* _Stated exercise_: Extract all lines that hold the string "Pagel".

───── Extracted material ─────

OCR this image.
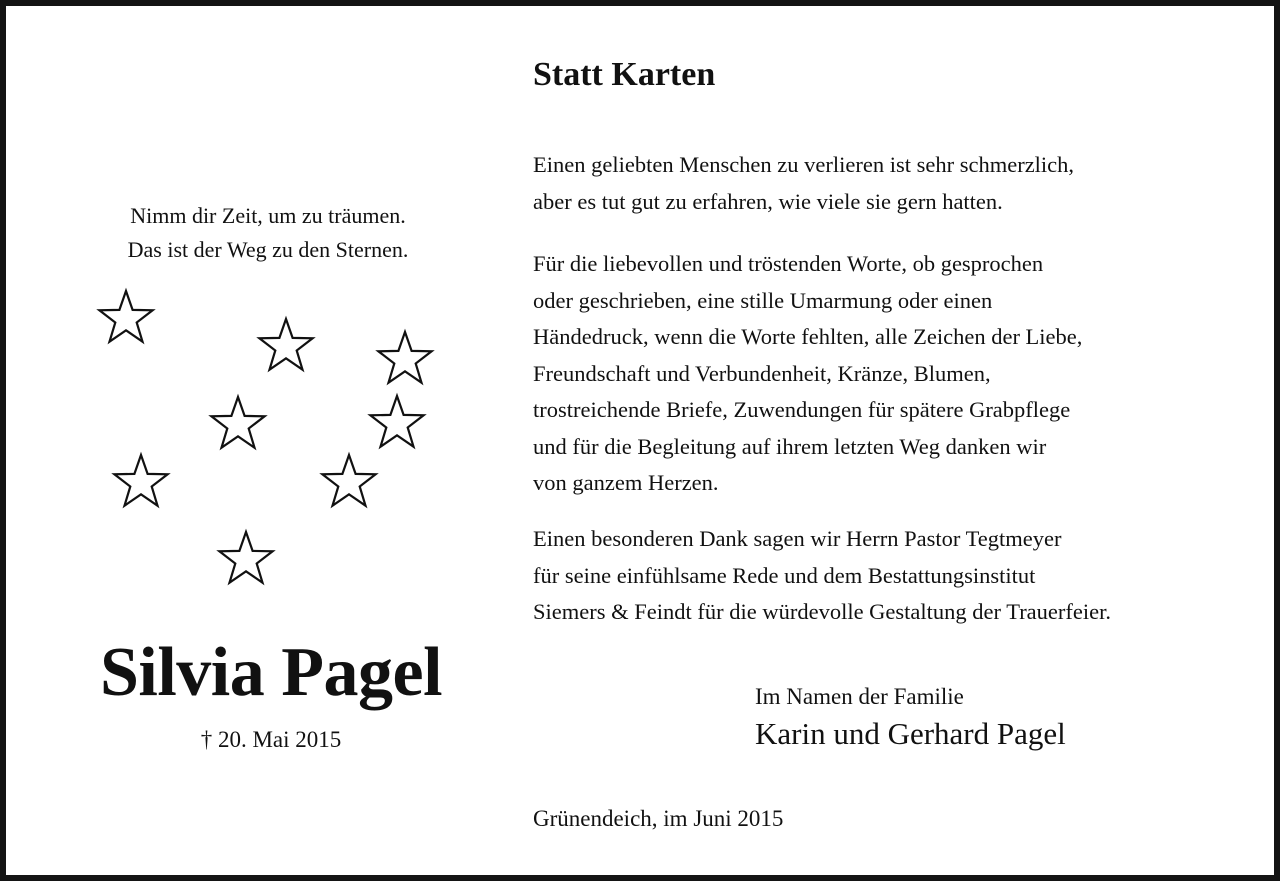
Nimm dir Zeit, um zu träumen.
Das ist der Weg zu den Sternen.
Silvia Pagel
† 20. Mai 2015
Statt Karten
Einen geliebten Menschen zu verlieren ist sehr schmerzlich,
aber es tut gut zu erfahren, wie viele sie gern hatten.
Für die liebevollen und tröstenden Worte, ob gesprochen
oder geschrieben, eine stille Umarmung oder einen
Händedruck, wenn die Worte fehlten, alle Zeichen der Liebe,
Freundschaft und Verbundenheit, Kränze, Blumen,
trostreichende Briefe, Zuwendungen für spätere Grabpflege
und für die Begleitung auf ihrem letzten Weg danken wir
von ganzem Herzen.
Einen besonderen Dank sagen wir Herrn Pastor Tegtmeyer
für seine einfühlsame Rede und dem Bestattungsinstitut
Siemers & Feindt für die würdevolle Gestaltung der Trauerfeier.
Im Namen der Familie
Karin und Gerhard Pagel
Grünendeich, im Juni 2015
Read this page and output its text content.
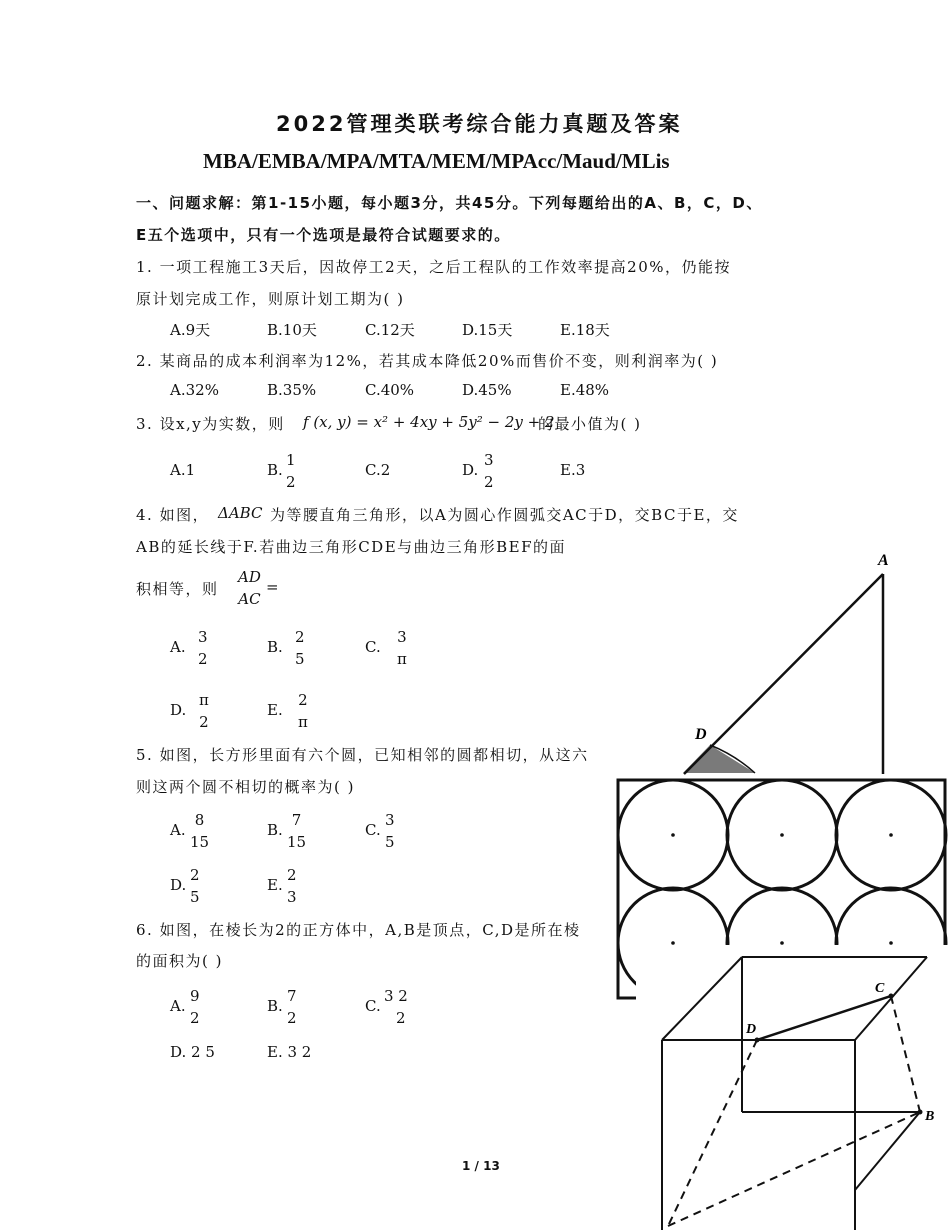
2022管理类联考综合能力真题及答案
MBA/EMBA/MPA/MTA/MEM/MPAcc/Maud/MLis
一、问题求解：第1-15小题，每小题3分，共45分。下列每题给出的A、B，C，D、
E五个选项中，只有一个选项是最符合试题要求的。
1. 一项工程施工3天后，因故停工2天，之后工程队的工作效率提高20%，仍能按
原计划完成工作，则原计划工期为( )
A.9天	B.10天	C.12天	D.15天	E.18天
2. 某商品的成本利润率为12%，若其成本降低20%而售价不变，则利润率为( )
A.32%	B.35%	C.40%	D.45%	E.48%
3. 设x,y为实数，则 f (x, y) = x² + 4xy + 5y² − 2y + 2
的最小值为( )
A.1	B.
1
2
C.2	D.
3
2
E.3
4. 如图， ΔABC 为等腰直角三角形，以A为圆心作圆弧交AC于D，交BC于E，交
AB的延长线于F.若曲边三角形CDE与曲边三角形BEF的面
积相等，则
AD
AC
=
A.
3
2
B.
2
5
C.
3
π
D.
π
2
E.
2
π
5. 如图，长方形里面有六个圆，已知相邻的圆都相切，从这六
则这两个圆不相切的概率为( )
A.
8
15
B.
7
15
C.
3
5
D.
2
5
E.
2
3
6. 如图，在棱长为2的正方体中，A,B是顶点，C,D是所在棱
的面积为( )
A.
9
2
B.
7
2
C.
3 2
2
D. 2 5	E. 3 2
1 / 13
A
D
C
D
B
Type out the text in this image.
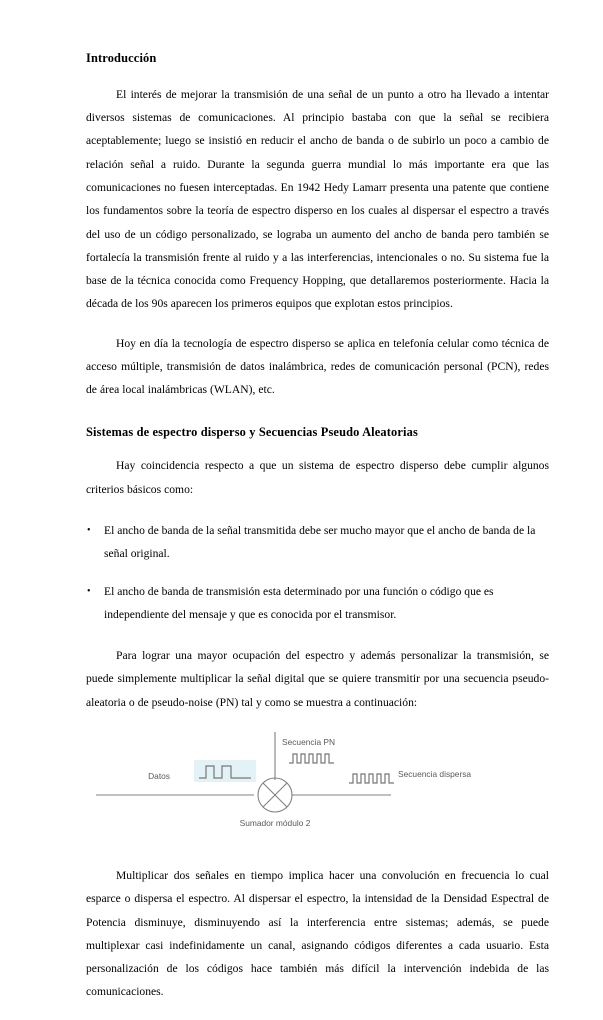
Introducción

El interés de mejorar la transmisión de una señal de un punto a otro ha llevado a intentar diversos sistemas de comunicaciones. Al principio bastaba con que la señal se recibiera aceptablemente; luego se insistió en reducir el ancho de banda o de subirlo un poco a cambio de relación señal a ruido. Durante la segunda guerra mundial lo más importante era que las comunicaciones no fuesen interceptadas. En 1942 Hedy Lamarr presenta una patente que contiene los fundamentos sobre la teoría de espectro disperso en los cuales al dispersar el espectro a través del uso de un código personalizado, se lograba un aumento del ancho de banda pero también se fortalecía la transmisión frente al ruido y a las interferencias, intencionales o no. Su sistema fue la base de la técnica conocida como Frequency Hopping, que detallaremos posteriormente. Hacia la década de los 90s aparecen los primeros equipos que explotan estos principios.

Hoy en día la tecnología de espectro disperso se aplica en telefonía celular como técnica de acceso múltiple, transmisión de datos inalámbrica, redes de comunicación personal (PCN), redes de área local inalámbricas (WLAN), etc.

Sistemas de espectro disperso y Secuencias Pseudo Aleatorias

Hay coincidencia respecto a que un sistema de espectro disperso debe cumplir algunos criterios básicos como:

• El ancho de banda de la señal transmitida debe ser mucho mayor que el ancho de banda de la señal original.
• El ancho de banda de transmisión esta determinado por una función o código que es independiente del mensaje y que es conocida por el transmisor.

Para lograr una mayor ocupación del espectro y además personalizar la transmisión, se puede simplemente multiplicar la señal digital que se quiere transmitir por una secuencia pseudo-aleatoria o de pseudo-noise (PN) tal y como se muestra a continuación:

Datos
Secuencia PN
Secuencia dispersa
Sumador módulo 2

Multiplicar dos señales en tiempo implica hacer una convolución en frecuencia lo cual esparce o dispersa el espectro. Al dispersar el espectro, la intensidad de la Densidad Espectral de Potencia disminuye, disminuyendo así la interferencia entre sistemas; además, se puede multiplexar casi indefinidamente un canal, asignando códigos diferentes a cada usuario. Esta personalización de los códigos hace también más difícil la intervención indebida de las comunicaciones.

─────

* _Expected output_:
Silvia Pagel
Karin und Gerhard Pagel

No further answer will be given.